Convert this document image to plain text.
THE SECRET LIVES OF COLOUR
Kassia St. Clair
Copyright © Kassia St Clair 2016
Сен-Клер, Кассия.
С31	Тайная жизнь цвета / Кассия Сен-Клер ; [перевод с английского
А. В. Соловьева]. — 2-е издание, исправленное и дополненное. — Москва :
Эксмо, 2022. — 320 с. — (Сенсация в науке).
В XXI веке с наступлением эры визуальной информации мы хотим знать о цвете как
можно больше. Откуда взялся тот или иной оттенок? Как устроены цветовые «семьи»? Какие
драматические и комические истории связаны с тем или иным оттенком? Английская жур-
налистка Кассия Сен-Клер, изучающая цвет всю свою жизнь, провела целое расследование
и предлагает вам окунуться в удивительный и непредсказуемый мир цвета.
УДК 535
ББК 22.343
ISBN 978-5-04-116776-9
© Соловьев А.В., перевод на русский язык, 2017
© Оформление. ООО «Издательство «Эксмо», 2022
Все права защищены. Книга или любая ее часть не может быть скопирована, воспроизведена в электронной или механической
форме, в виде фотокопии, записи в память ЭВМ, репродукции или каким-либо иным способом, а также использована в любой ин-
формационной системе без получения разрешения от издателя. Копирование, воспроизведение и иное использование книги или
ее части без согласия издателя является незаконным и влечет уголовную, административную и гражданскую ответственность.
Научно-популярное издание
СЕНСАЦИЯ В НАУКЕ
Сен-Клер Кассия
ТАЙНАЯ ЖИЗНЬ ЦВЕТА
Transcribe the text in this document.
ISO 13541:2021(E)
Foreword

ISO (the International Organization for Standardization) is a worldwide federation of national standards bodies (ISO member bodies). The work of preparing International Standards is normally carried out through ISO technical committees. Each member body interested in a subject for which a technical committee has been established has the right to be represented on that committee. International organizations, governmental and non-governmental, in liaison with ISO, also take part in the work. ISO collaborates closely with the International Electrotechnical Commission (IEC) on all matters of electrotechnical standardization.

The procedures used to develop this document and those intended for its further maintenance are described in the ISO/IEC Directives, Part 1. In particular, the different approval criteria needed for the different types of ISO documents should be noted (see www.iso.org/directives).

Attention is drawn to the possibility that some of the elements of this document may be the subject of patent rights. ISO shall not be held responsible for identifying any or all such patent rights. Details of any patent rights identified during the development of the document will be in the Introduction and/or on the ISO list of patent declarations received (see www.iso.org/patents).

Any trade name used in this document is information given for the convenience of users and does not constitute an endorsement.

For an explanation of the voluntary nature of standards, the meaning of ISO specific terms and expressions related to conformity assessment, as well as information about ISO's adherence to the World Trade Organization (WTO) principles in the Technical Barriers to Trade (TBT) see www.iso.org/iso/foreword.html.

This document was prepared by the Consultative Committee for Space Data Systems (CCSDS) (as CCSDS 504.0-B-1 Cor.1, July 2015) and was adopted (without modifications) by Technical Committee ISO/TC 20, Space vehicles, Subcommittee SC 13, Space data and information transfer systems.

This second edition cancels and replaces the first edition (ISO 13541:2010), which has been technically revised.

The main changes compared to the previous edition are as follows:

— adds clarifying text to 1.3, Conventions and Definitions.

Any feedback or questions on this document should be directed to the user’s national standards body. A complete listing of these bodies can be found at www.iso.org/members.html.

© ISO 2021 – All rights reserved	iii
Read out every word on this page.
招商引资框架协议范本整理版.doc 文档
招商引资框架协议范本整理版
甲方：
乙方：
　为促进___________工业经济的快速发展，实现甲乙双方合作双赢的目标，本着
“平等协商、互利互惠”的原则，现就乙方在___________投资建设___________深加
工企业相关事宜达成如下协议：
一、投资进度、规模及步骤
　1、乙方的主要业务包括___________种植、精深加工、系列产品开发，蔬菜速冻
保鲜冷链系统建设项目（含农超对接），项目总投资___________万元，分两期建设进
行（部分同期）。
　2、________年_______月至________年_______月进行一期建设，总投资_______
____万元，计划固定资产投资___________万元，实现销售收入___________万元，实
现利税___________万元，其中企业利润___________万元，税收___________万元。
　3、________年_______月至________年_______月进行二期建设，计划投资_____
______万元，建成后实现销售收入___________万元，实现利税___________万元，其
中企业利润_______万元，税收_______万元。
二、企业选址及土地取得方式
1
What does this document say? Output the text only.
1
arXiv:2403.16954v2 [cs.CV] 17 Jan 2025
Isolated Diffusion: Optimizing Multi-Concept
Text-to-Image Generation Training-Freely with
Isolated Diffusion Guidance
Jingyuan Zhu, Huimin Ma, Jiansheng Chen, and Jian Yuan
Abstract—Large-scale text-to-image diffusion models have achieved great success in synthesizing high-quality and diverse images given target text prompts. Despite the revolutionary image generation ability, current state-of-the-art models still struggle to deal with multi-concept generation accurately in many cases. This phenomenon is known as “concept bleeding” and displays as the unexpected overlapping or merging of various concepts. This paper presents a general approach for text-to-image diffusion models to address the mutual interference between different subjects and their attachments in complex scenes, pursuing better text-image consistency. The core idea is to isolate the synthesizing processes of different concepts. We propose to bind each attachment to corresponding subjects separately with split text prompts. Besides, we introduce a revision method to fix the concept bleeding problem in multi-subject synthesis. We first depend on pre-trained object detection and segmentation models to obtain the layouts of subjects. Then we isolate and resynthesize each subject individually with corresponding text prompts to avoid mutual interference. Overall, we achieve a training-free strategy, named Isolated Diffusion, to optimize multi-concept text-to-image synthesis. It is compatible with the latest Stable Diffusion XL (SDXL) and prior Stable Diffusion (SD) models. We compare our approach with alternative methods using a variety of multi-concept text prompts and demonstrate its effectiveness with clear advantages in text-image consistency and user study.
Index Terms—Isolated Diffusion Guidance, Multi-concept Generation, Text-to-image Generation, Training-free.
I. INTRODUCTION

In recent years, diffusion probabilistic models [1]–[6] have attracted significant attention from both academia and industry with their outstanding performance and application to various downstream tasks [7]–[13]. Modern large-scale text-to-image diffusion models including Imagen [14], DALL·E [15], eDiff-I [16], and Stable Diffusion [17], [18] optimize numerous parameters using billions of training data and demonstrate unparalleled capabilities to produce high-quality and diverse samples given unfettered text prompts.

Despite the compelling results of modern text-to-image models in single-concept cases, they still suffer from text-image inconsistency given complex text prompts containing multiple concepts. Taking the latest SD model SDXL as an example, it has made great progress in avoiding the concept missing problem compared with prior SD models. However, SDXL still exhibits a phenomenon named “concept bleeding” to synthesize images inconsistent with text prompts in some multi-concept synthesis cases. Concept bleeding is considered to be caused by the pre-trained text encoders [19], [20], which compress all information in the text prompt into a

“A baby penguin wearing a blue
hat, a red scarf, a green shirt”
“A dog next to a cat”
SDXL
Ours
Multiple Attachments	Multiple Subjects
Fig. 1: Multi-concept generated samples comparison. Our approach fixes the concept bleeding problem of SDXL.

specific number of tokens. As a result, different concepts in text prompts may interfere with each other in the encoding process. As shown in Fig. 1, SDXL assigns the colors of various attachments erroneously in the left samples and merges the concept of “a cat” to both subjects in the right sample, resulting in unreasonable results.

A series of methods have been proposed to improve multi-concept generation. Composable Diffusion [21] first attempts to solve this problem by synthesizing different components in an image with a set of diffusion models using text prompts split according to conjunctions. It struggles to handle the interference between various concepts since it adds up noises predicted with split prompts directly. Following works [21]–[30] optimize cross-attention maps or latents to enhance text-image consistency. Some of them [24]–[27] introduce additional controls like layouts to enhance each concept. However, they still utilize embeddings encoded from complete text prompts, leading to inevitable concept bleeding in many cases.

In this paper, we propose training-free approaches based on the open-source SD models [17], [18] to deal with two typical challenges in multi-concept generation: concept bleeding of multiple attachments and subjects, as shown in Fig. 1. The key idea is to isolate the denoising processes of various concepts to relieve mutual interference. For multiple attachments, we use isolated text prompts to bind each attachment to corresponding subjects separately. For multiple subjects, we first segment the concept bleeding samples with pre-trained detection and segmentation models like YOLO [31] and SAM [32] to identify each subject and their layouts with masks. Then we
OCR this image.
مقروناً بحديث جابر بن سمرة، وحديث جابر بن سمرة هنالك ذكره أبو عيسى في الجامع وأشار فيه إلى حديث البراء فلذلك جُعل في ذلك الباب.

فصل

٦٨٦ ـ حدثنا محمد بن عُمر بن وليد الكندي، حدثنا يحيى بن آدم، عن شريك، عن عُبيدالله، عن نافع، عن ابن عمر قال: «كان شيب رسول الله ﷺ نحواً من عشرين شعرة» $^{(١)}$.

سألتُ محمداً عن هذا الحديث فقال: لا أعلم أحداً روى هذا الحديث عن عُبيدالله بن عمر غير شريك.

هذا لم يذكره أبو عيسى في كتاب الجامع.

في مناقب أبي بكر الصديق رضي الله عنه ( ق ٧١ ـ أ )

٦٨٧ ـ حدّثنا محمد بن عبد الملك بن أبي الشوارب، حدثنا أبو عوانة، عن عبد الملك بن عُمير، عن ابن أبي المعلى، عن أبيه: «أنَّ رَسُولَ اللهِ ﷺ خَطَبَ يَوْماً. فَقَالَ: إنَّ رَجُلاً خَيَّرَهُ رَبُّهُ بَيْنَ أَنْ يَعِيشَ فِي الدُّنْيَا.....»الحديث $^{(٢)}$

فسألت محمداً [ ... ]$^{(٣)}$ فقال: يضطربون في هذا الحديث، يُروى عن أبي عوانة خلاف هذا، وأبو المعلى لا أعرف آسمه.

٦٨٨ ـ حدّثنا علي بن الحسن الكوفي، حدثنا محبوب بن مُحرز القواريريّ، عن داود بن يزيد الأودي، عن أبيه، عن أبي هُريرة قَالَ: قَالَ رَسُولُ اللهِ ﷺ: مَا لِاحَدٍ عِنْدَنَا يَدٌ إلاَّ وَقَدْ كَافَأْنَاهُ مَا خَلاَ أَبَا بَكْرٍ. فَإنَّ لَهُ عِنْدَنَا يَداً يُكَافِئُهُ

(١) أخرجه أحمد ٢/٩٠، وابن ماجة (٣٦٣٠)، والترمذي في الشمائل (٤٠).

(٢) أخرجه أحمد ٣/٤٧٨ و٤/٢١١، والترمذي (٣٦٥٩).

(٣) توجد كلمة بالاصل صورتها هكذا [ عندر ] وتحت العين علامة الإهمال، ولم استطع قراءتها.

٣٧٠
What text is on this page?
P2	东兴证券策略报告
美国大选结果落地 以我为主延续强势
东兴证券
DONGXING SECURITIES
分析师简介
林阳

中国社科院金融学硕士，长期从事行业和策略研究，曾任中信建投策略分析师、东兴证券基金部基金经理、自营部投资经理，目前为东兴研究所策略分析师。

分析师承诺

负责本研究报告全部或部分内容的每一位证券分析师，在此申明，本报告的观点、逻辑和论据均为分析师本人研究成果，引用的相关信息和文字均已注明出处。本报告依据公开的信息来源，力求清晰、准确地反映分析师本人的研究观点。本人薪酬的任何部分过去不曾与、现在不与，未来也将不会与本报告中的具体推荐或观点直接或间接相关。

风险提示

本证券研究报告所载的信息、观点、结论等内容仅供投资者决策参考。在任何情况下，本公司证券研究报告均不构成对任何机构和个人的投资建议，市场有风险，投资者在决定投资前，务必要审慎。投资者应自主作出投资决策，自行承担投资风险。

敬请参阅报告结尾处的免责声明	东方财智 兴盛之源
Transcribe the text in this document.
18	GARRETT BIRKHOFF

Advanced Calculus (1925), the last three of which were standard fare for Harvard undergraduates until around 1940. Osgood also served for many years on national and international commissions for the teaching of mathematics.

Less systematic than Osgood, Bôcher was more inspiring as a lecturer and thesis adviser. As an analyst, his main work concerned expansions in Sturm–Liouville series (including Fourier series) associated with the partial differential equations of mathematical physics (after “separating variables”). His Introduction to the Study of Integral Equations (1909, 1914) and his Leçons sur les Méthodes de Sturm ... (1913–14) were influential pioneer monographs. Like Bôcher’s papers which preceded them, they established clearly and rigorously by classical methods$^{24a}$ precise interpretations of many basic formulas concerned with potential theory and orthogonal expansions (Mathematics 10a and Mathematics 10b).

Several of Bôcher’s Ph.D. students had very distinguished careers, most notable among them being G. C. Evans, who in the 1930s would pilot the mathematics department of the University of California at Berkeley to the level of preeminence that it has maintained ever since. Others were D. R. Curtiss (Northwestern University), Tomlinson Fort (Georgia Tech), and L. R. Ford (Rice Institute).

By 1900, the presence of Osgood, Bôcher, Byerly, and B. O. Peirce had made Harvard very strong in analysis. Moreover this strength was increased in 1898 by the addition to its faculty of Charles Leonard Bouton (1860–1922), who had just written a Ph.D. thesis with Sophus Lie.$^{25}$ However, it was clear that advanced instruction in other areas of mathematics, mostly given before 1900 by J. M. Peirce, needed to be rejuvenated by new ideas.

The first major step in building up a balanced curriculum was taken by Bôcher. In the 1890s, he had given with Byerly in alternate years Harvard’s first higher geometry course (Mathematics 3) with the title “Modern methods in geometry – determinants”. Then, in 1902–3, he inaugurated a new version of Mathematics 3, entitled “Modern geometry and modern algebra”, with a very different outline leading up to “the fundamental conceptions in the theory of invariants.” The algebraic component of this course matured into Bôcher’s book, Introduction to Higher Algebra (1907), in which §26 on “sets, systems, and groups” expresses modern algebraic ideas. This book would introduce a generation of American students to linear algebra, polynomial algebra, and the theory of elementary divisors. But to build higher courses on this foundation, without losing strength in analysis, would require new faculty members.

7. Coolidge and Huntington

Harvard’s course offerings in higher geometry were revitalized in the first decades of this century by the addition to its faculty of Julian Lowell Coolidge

==============================

**What is asked**: Using the listing above, work out how many of its lines include "rights", and give only the result.

**Solution to the exercise**: 2